▶ _Challenge_: Skip the pictures and extract all of the lines exactly as written.

Dataset records

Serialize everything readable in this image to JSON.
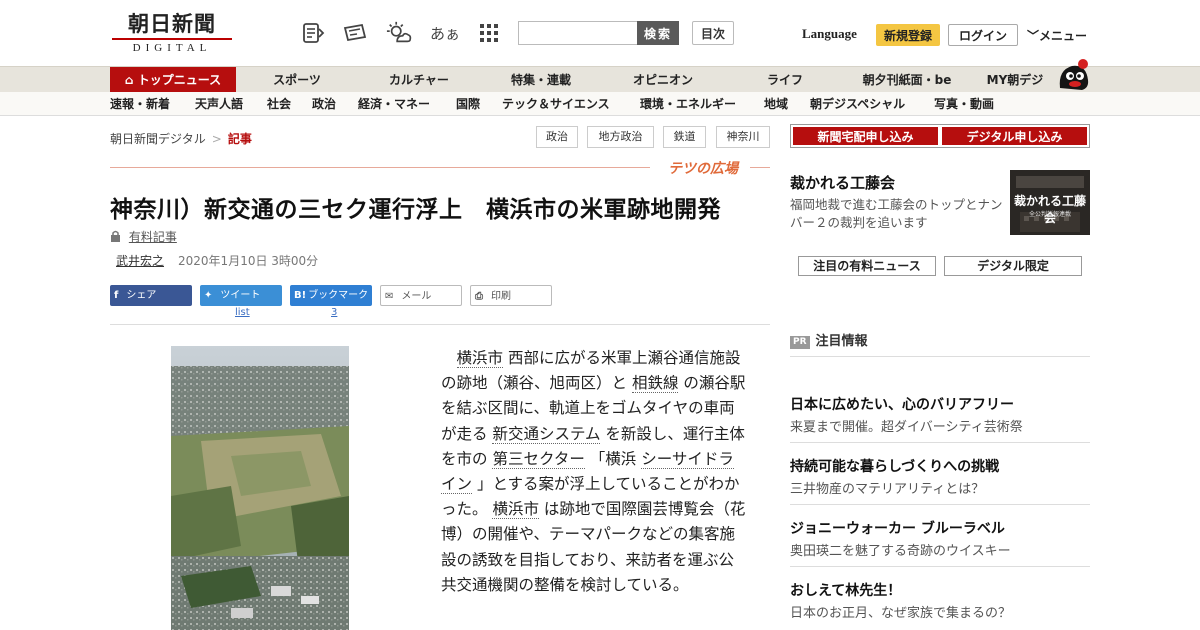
{
  "header": {
    "logo_main": "朝日新聞",
    "logo_sub": "DIGITAL",
    "icons": [
      "paper-icon",
      "scrap-icon",
      "weather-icon",
      "font-size-icon",
      "grid-menu-icon"
    ],
    "font_icon_text": "あぁ",
    "search": {
      "placeholder": "",
      "button": "検索"
    },
    "toc": "目次",
    "language": "Language",
    "register": "新規登録",
    "login": "ログイン",
    "menu": "メニュー"
  },
  "mainnav": [
    "トップニュース",
    "スポーツ",
    "カルチャー",
    "特集・連載",
    "オピニオン",
    "ライフ",
    "朝夕刊紙面・be",
    "MY朝デジ"
  ],
  "subnav": [
    "速報・新着",
    "天声人語",
    "社会",
    "政治",
    "経済・マネー",
    "国際",
    "テック＆サイエンス",
    "環境・エネルギー",
    "地域",
    "朝デジスペシャル",
    "写真・動画"
  ],
  "breadcrumb": {
    "home": "朝日新聞デジタル",
    "current": "記事"
  },
  "tags": [
    "政治",
    "地方政治",
    "鉄道",
    "神奈川"
  ],
  "section_label": "テツの広場",
  "article": {
    "headline": "神奈川）新交通の三セク運行浮上　横浜市の米軍跡地開発",
    "paid_label": "有料記事",
    "author": "武井宏之",
    "date": "2020年1月10日 3時00分",
    "body": [
      {
        "t": "　"
      },
      {
        "t": "横浜市",
        "k": 1
      },
      {
        "t": " 西部に広がる米軍上瀬谷通信施設の跡地（瀬谷、旭両区）と "
      },
      {
        "t": "相鉄線",
        "k": 1
      },
      {
        "t": " の瀬谷駅を結ぶ区間に、軌道上をゴムタイヤの車両が走る "
      },
      {
        "t": "新交通システム",
        "k": 1
      },
      {
        "t": " を新設し、運行主体を市の "
      },
      {
        "t": "第三セクター",
        "k": 1
      },
      {
        "t": " 「横浜 "
      },
      {
        "t": "シーサイドライン",
        "k": 1
      },
      {
        "t": " 」とする案が浮上していることがわかった。 "
      },
      {
        "t": "横浜市",
        "k": 1
      },
      {
        "t": " は跡地で国際園芸博覧会（花博）の開催や、テーマパークなどの集客施設の誘致を目指しており、来訪者を運ぶ公共交通機関の整備を検討している。"
      }
    ]
  },
  "share": {
    "facebook": "シェア",
    "twitter": "ツイート",
    "twitter_count": "list",
    "hatena": "ブックマーク",
    "hatena_count": "3",
    "mail": "メール",
    "print": "印刷"
  },
  "sidebar": {
    "cta_home": "新聞宅配申し込み",
    "cta_digital": "デジタル申し込み",
    "feature": {
      "title": "裁かれる工藤会",
      "desc": "福岡地裁で進む工藤会のトップとナンバー２の裁判を追います",
      "img_title": "裁かれる工藤会",
      "img_sub": "全公判詳報連載"
    },
    "pill_paid": "注目の有料ニュース",
    "pill_digital": "デジタル限定",
    "pr_badge": "PR",
    "pr_heading": "注目情報",
    "pr_items": [
      {
        "title": "日本に広めたい、心のバリアフリー",
        "sub": "来夏まで開催。超ダイバーシティ芸術祭"
      },
      {
        "title": "持続可能な暮らしづくりへの挑戦",
        "sub": "三井物産のマテリアリティとは？"
      },
      {
        "title": "ジョニーウォーカー ブルーラベル",
        "sub": "奥田瑛二を魅了する奇跡のウイスキー"
      },
      {
        "title": "おしえて林先生！",
        "sub": "日本のお正月、なぜ家族で集まるの？"
      }
    ]
  },
  "colors": {
    "brand_red": "#b60e0e",
    "accent_orange": "#e06a3a",
    "link_blue": "#3b6ec2",
    "register_yellow": "#f4c642"
  }
}
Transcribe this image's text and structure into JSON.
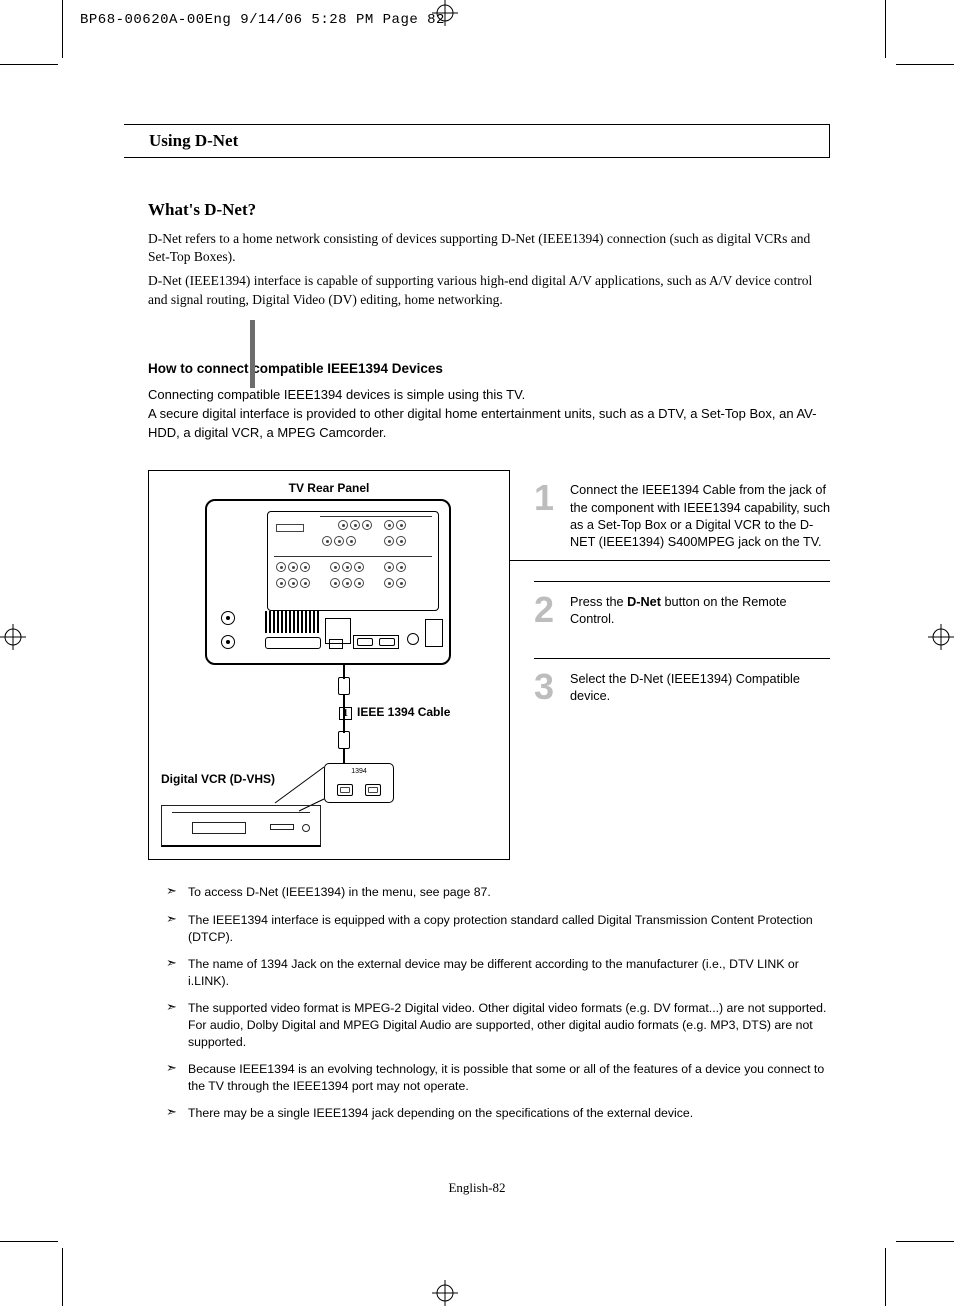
{
  "header_line": "BP68-00620A-00Eng  9/14/06  5:28 PM  Page 82",
  "page_title": "Using D-Net",
  "whats_dnet": {
    "heading": "What's D-Net?",
    "p1": "D-Net refers to a home network consisting of devices supporting D-Net (IEEE1394) connection (such as digital VCRs and Set-Top Boxes).",
    "p2": "D-Net (IEEE1394) interface is capable of supporting various high-end digital A/V applications, such as A/V device control and signal routing, Digital Video (DV) editing, home networking."
  },
  "how_to": {
    "heading": "How to connect compatible IEEE1394 Devices",
    "p1": "Connecting compatible IEEE1394 devices is simple using this TV.",
    "p2": "A secure digital interface is provided to other digital home entertainment units, such as a DTV, a Set-Top Box, an AV-HDD, a digital VCR, a MPEG Camcorder."
  },
  "diagram": {
    "title": "TV Rear Panel",
    "cable_num": "1",
    "cable_label": "IEEE 1394 Cable",
    "vcr_label": "Digital VCR (D-VHS)",
    "vcr_port_label": "1394"
  },
  "steps": [
    {
      "num": "1",
      "text_a": "Connect the IEEE1394 Cable from the jack of the component with IEEE1394 capability, such as a Set-Top Box or a Digital VCR to the D-NET (IEEE1394) S400MPEG jack on the TV."
    },
    {
      "num": "2",
      "text_a": "Press the ",
      "bold": "D-Net",
      "text_b": " button on the Remote Control."
    },
    {
      "num": "3",
      "text_a": "Select the D-Net (IEEE1394) Compatible device."
    }
  ],
  "notes": [
    "To access D-Net (IEEE1394) in the menu, see page 87.",
    "The IEEE1394 interface is equipped with a copy protection standard called Digital Transmission Content Protection (DTCP).",
    "The name of 1394 Jack on the external device may be different according to the manufacturer (i.e., DTV LINK or i.LINK).",
    "The supported video format is MPEG-2 Digital video. Other digital video formats (e.g. DV format...) are not supported. For audio, Dolby Digital and MPEG Digital Audio are supported, other digital audio formats (e.g. MP3, DTS) are not supported.",
    "Because IEEE1394 is an evolving technology, it is possible that some or all of the features of a device you connect to the TV through the IEEE1394 port may not operate.",
    "There may be a single IEEE1394 jack depending on the specifications of the external device."
  ],
  "footer": "English-82"
}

▶ _Answer to the exercise_:
Serialize everything readable in this image to JSON.
{
  "header": {
    "logo_main": "朝日新聞",
    "logo_sub": "DIGITAL",
    "icons": [
      "paper-icon",
      "scrap-icon",
      "weather-icon",
      "font-size-icon",
      "grid-menu-icon"
    ],
    "font_icon_text": "あぁ",
    "search": {
      "placeholder": "",
      "button": "検索"
    },
    "toc": "目次",
    "language": "Language",
    "register": "新規登録",
    "login": "ログイン",
    "menu": "メニュー"
  },
  "mainnav": [
    "トップニュース",
    "スポーツ",
    "カルチャー",
    "特集・連載",
    "オピニオン",
    "ライフ",
    "朝夕刊紙面・be",
    "MY朝デジ"
  ],
  "subnav": [
    "速報・新着",
    "天声人語",
    "社会",
    "政治",
    "経済・マネー",
    "国際",
    "テック＆サイエンス",
    "環境・エネルギー",
    "地域",
    "朝デジスペシャル",
    "写真・動画"
  ],
  "breadcrumb": {
    "home": "朝日新聞デジタル",
    "current": "記事"
  },
  "tags": [
    "政治",
    "地方政治",
    "鉄道",
    "神奈川"
  ],
  "section_label": "テツの広場",
  "article": {
    "headline": "神奈川）新交通の三セク運行浮上　横浜市の米軍跡地開発",
    "paid_label": "有料記事",
    "author": "武井宏之",
    "date": "2020年1月10日 3時00分",
    "body": [
      {
        "t": "　"
      },
      {
        "t": "横浜市",
        "k": 1
      },
      {
        "t": " 西部に広がる米軍上瀬谷通信施設の跡地（瀬谷、旭両区）と "
      },
      {
        "t": "相鉄線",
        "k": 1
      },
      {
        "t": " の瀬谷駅を結ぶ区間に、軌道上をゴムタイヤの車両が走る "
      },
      {
        "t": "新交通システム",
        "k": 1
      },
      {
        "t": " を新設し、運行主体を市の "
      },
      {
        "t": "第三セクター",
        "k": 1
      },
      {
        "t": " 「横浜 "
      },
      {
        "t": "シーサイドライン",
        "k": 1
      },
      {
        "t": " 」とする案が浮上していることがわかった。 "
      },
      {
        "t": "横浜市",
        "k": 1
      },
      {
        "t": " は跡地で国際園芸博覧会（花博）の開催や、テーマパークなどの集客施設の誘致を目指しており、来訪者を運ぶ公共交通機関の整備を検討している。"
      }
    ]
  },
  "share": {
    "facebook": "シェア",
    "twitter": "ツイート",
    "twitter_count": "list",
    "hatena": "ブックマーク",
    "hatena_count": "3",
    "mail": "メール",
    "print": "印刷"
  },
  "sidebar": {
    "cta_home": "新聞宅配申し込み",
    "cta_digital": "デジタル申し込み",
    "feature": {
      "title": "裁かれる工藤会",
      "desc": "福岡地裁で進む工藤会のトップとナンバー２の裁判を追います",
      "img_title": "裁かれる工藤会",
      "img_sub": "全公判詳報連載"
    },
    "pill_paid": "注目の有料ニュース",
    "pill_digital": "デジタル限定",
    "pr_badge": "PR",
    "pr_heading": "注目情報",
    "pr_items": [
      {
        "title": "日本に広めたい、心のバリアフリー",
        "sub": "来夏まで開催。超ダイバーシティ芸術祭"
      },
      {
        "title": "持続可能な暮らしづくりへの挑戦",
        "sub": "三井物産のマテリアリティとは？"
      },
      {
        "title": "ジョニーウォーカー ブルーラベル",
        "sub": "奥田瑛二を魅了する奇跡のウイスキー"
      },
      {
        "title": "おしえて林先生！",
        "sub": "日本のお正月、なぜ家族で集まるの？"
      }
    ]
  },
  "colors": {
    "brand_red": "#b60e0e",
    "accent_orange": "#e06a3a",
    "link_blue": "#3b6ec2",
    "register_yellow": "#f4c642"
  }
}
Transcribe this image's text and structure into JSON.
{
  "header_line": "BP68-00620A-00Eng  9/14/06  5:28 PM  Page 82",
  "page_title": "Using D-Net",
  "whats_dnet": {
    "heading": "What's D-Net?",
    "p1": "D-Net refers to a home network consisting of devices supporting D-Net (IEEE1394) connection (such as digital VCRs and Set-Top Boxes).",
    "p2": "D-Net (IEEE1394) interface is capable of supporting various high-end digital A/V applications, such as A/V device control and signal routing, Digital Video (DV) editing, home networking."
  },
  "how_to": {
    "heading": "How to connect compatible IEEE1394 Devices",
    "p1": "Connecting compatible IEEE1394 devices is simple using this TV.",
    "p2": "A secure digital interface is provided to other digital home entertainment units, such as a DTV, a Set-Top Box, an AV-HDD, a digital VCR, a MPEG Camcorder."
  },
  "diagram": {
    "title": "TV Rear Panel",
    "cable_num": "1",
    "cable_label": "IEEE 1394 Cable",
    "vcr_label": "Digital VCR (D-VHS)",
    "vcr_port_label": "1394"
  },
  "steps": [
    {
      "num": "1",
      "text_a": "Connect the IEEE1394 Cable from the jack of the component with IEEE1394 capability, such as a Set-Top Box or a Digital VCR to the D-NET (IEEE1394) S400MPEG jack on the TV."
    },
    {
      "num": "2",
      "text_a": "Press the ",
      "bold": "D-Net",
      "text_b": " button on the Remote Control."
    },
    {
      "num": "3",
      "text_a": "Select the D-Net (IEEE1394) Compatible device."
    }
  ],
  "notes": [
    "To access D-Net (IEEE1394) in the menu, see page 87.",
    "The IEEE1394 interface is equipped with a copy protection standard called Digital Transmission Content Protection (DTCP).",
    "The name of 1394 Jack on the external device may be different according to the manufacturer (i.e., DTV LINK or i.LINK).",
    "The supported video format is MPEG-2 Digital video. Other digital video formats (e.g. DV format...) are not supported. For audio, Dolby Digital and MPEG Digital Audio are supported, other digital audio formats (e.g. MP3, DTS) are not supported.",
    "Because IEEE1394 is an evolving technology, it is possible that some or all of the features of a device you connect to the TV through the IEEE1394 port may not operate.",
    "There may be a single IEEE1394 jack depending on the specifications of the external device."
  ],
  "footer": "English-82"
}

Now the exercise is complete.